◆ Exercise description:
Show every line of the records below that contains the word "magna".

[Extracted data entries]
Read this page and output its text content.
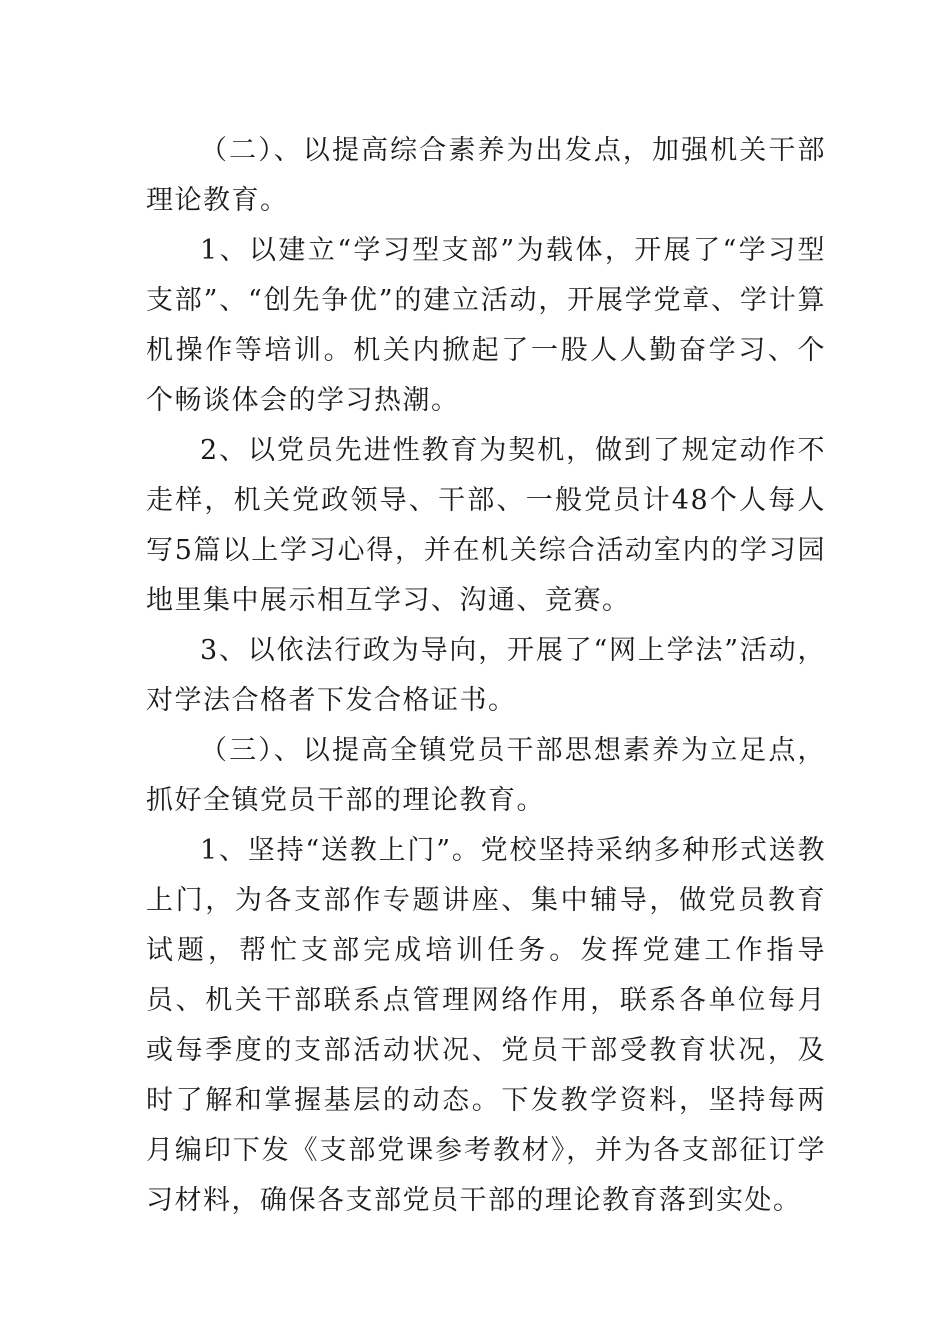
（二）、以提高综合素养为出发点，加强机关干部理论教育。

1、以建立“学习型支部”为载体，开展了“学习型支部”、“创先争优”的建立活动，开展学党章、学计算机操作等培训。机关内掀起了一股人人勤奋学习、个个畅谈体会的学习热潮。

2、以党员先进性教育为契机，做到了规定动作不走样，机关党政领导、干部、一般党员计48个人每人写5篇以上学习心得，并在机关综合活动室内的学习园地里集中展示相互学习、沟通、竞赛。

3、以依法行政为导向，开展了“网上学法”活动，对学法合格者下发合格证书。

（三）、以提高全镇党员干部思想素养为立足点，抓好全镇党员干部的理论教育。

1、坚持“送教上门”。党校坚持采纳多种形式送教上门，为各支部作专题讲座、集中辅导，做党员教育试题，帮忙支部完成培训任务。发挥党建工作指导员、机关干部联系点管理网络作用，联系各单位每月或每季度的支部活动状况、党员干部受教育状况，及时了解和掌握基层的动态。下发教学资料，坚持每两月编印下发《支部党课参考教材》，并为各支部征订学习材料，确保各支部党员干部的理论教育落到实处。
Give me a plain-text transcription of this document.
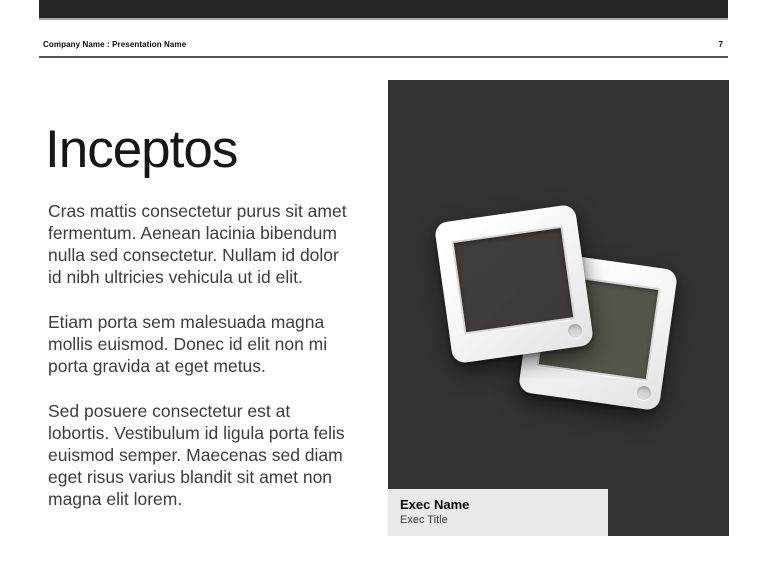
Company Name : Presentation Name	7
Inceptos

Cras mattis consectetur purus sit amet
fermentum. Aenean lacinia bibendum
nulla sed consectetur. Nullam id dolor
id nibh ultricies vehicula ut id elit.

Etiam porta sem malesuada magna
mollis euismod. Donec id elit non mi
porta gravida at eget metus.

Sed posuere consectetur est at
lobortis. Vestibulum id ligula porta felis
euismod semper. Maecenas sed diam
eget risus varius blandit sit amet non
magna elit lorem.	Exec Name
Exec Title
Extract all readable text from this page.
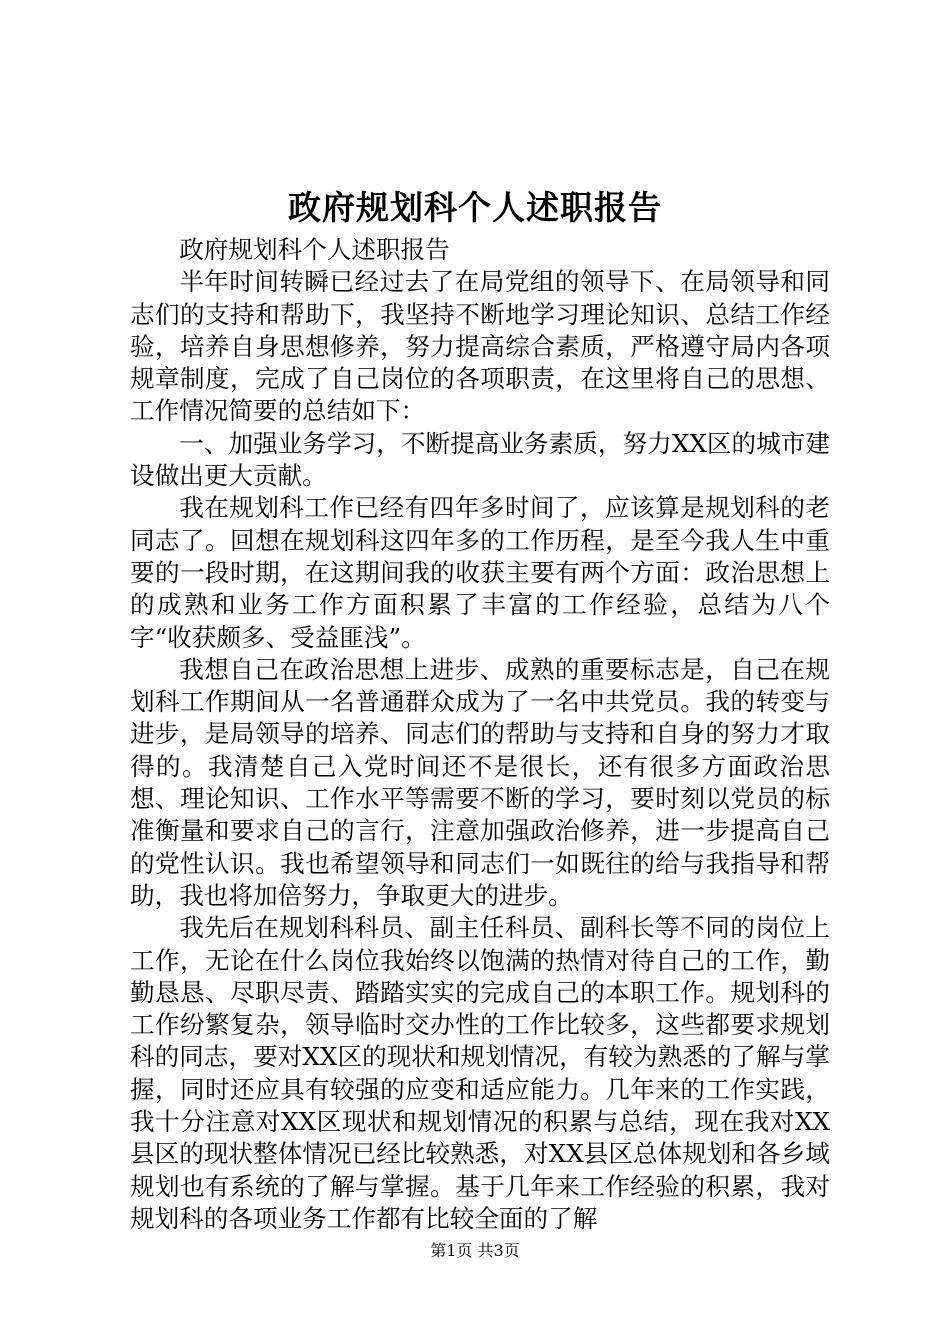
政府规划科个人述职报告

政府规划科个人述职报告

半年时间转瞬已经过去了在局党组的领导下、在局领导和同志们的支持和帮助下，我坚持不断地学习理论知识、总结工作经验，培养自身思想修养，努力提高综合素质，严格遵守局内各项规章制度，完成了自己岗位的各项职责，在这里将自己的思想、工作情况简要的总结如下：

一、加强业务学习，不断提高业务素质，努力XX区的城市建设做出更大贡献。

我在规划科工作已经有四年多时间了，应该算是规划科的老同志了。回想在规划科这四年多的工作历程，是至今我人生中重要的一段时期，在这期间我的收获主要有两个方面：政治思想上的成熟和业务工作方面积累了丰富的工作经验，总结为八个字“收获颇多、受益匪浅”。

我想自己在政治思想上进步、成熟的重要标志是，自己在规划科工作期间从一名普通群众成为了一名中共党员。我的转变与进步，是局领导的培养、同志们的帮助与支持和自身的努力才取得的。我清楚自己入党时间还不是很长，还有很多方面政治思想、理论知识、工作水平等需要不断的学习，要时刻以党员的标准衡量和要求自己的言行，注意加强政治修养，进一步提高自己的党性认识。我也希望领导和同志们一如既往的给与我指导和帮助，我也将加倍努力，争取更大的进步。

我先后在规划科科员、副主任科员、副科长等不同的岗位上工作，无论在什么岗位我始终以饱满的热情对待自己的工作，勤勤恳恳、尽职尽责、踏踏实实的完成自己的本职工作。规划科的工作纷繁复杂，领导临时交办性的工作比较多，这些都要求规划科的同志，要对XX区的现状和规划情况，有较为熟悉的了解与掌握，同时还应具有较强的应变和适应能力。几年来的工作实践，我十分注意对XX区现状和规划情况的积累与总结，现在我对XX县区的现状整体情况已经比较熟悉，对XX县区总体规划和各乡域规划也有系统的了解与掌握。基于几年来工作经验的积累，我对规划科的各项业务工作都有比较全面的了解

第1页 共3页
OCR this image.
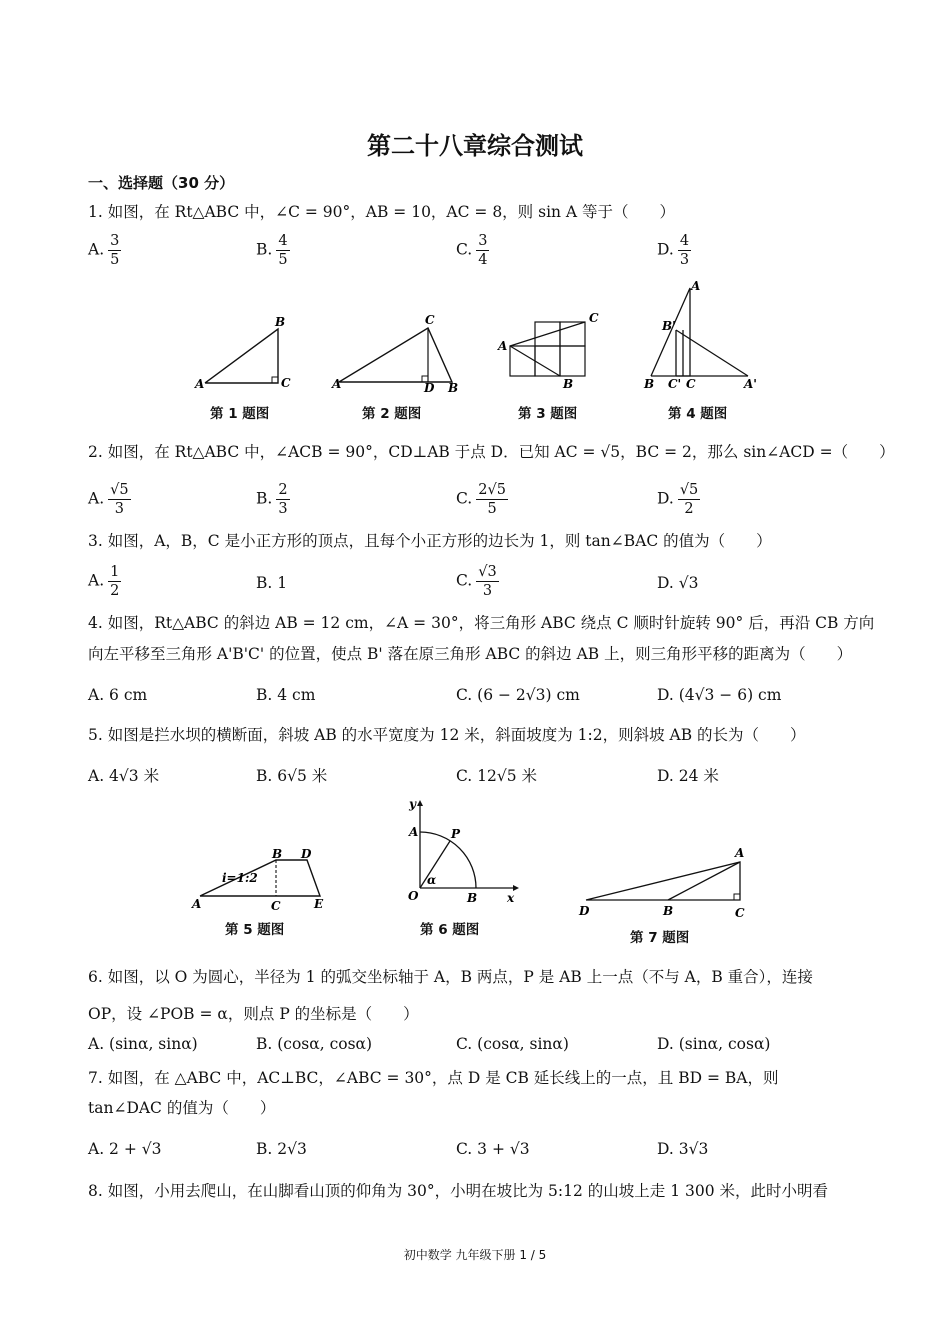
第二十八章综合测试
一、选择题（30 分）
1. 如图，在 Rt△ABC 中，∠C = 90°，AB = 10，AC = 8，则 sin A 等于（　　）
A. $\frac{3}{5}$	B. $\frac{4}{5}$	C. $\frac{3}{4}$	D. $\frac{4}{3}$
A
B
C
第 1 题图
A
C
D B
第 2 题图
A
C
B
第 3 题图
A
B'
B C' C	A'
第 4 题图
2. 如图，在 Rt△ABC 中，∠ACB = 90°，CD⊥AB 于点 D．已知 AC = √5，BC = 2，那么 sin∠ACD =（　　）
A. $\frac{√5}{3}$	B. $\frac{2}{3}$	C. $\frac{2√5}{5}$	D. $\frac{√5}{2}$
3. 如图，A，B，C 是小正方形的顶点，且每个小正方形的边长为 1，则 tan∠BAC 的值为（　　）
A. $\frac{1}{2}$	B. 1	C. $\frac{√3}{3}$	D. √3
4. 如图，Rt△ABC 的斜边 AB = 12 cm，∠A = 30°，将三角形 ABC 绕点 C 顺时针旋转 90° 后，再沿 CB 方向
向左平移至三角形 A'B'C' 的位置，使点 B' 落在原三角形 ABC 的斜边 AB 上，则三角形平移的距离为（　　）
A. 6 cm	B. 4 cm	C. (6 − 2√3) cm	D. (4√3 − 6) cm
5. 如图是拦水坝的横断面，斜坡 AB 的水平宽度为 12 米，斜面坡度为 1:2，则斜坡 AB 的长为（　　）
A. 4√3 米	B. 6√5 米	C. 12√5 米	D. 24 米
i=1:2
A
B D
C	E
第 5 题图
y
x
A	P
α
O	B
第 6 题图
A
D	B	C
第 7 题图
6. 如图，以 O 为圆心，半径为 1 的弧交坐标轴于 A，B 两点，P 是 AB 上一点（不与 A，B 重合），连接
OP，设 ∠POB = α，则点 P 的坐标是（　　）
A. (sinα, sinα)	B. (cosα, cosα)	C. (cosα, sinα)	D. (sinα, cosα)
7. 如图，在 △ABC 中，AC⊥BC，∠ABC = 30°，点 D 是 CB 延长线上的一点，且 BD = BA，则
tan∠DAC 的值为（　　）
A. 2 + √3	B. 2√3	C. 3 + √3	D. 3√3
8. 如图，小用去爬山，在山脚看山顶的仰角为 30°，小明在坡比为 5:12 的山坡上走 1 300 米，此时小明看
初中数学 九年级下册 1 / 5
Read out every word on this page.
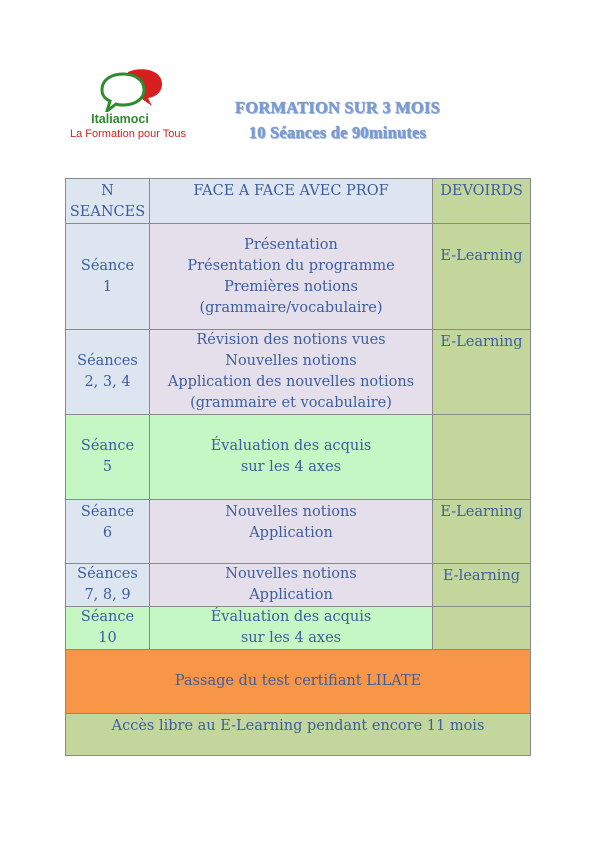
Italiamoci
La Formation pour Tous
FORMATION SUR 3 MOIS
10 Séances de 90minutes
N
SEANCES	FACE A FACE AVEC PROF	DEVOIRDS

Séance
1	Présentation
Présentation du programme
Premières notions
(grammaire/vocabulaire)	E-Learning

Séances
2, 3, 4	Révision des notions vues
Nouvelles notions
Application des nouvelles notions
(grammaire et vocabulaire)	E-Learning

Séance
5	Évaluation des acquis
sur les 4 axes	

Séance
6	Nouvelles notions
Application	E-Learning

Séances
7, 8, 9	Nouvelles notions
Application	E-learning

Séance
10	Évaluation des acquis
sur les 4 axes	

Passage du test certifiant LILATE		
Accès libre au E-Learning pendant encore 11 mois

◆ Completed exercise:
Etiam porta sem malesuada magna
magna elit lorem.	Exec Name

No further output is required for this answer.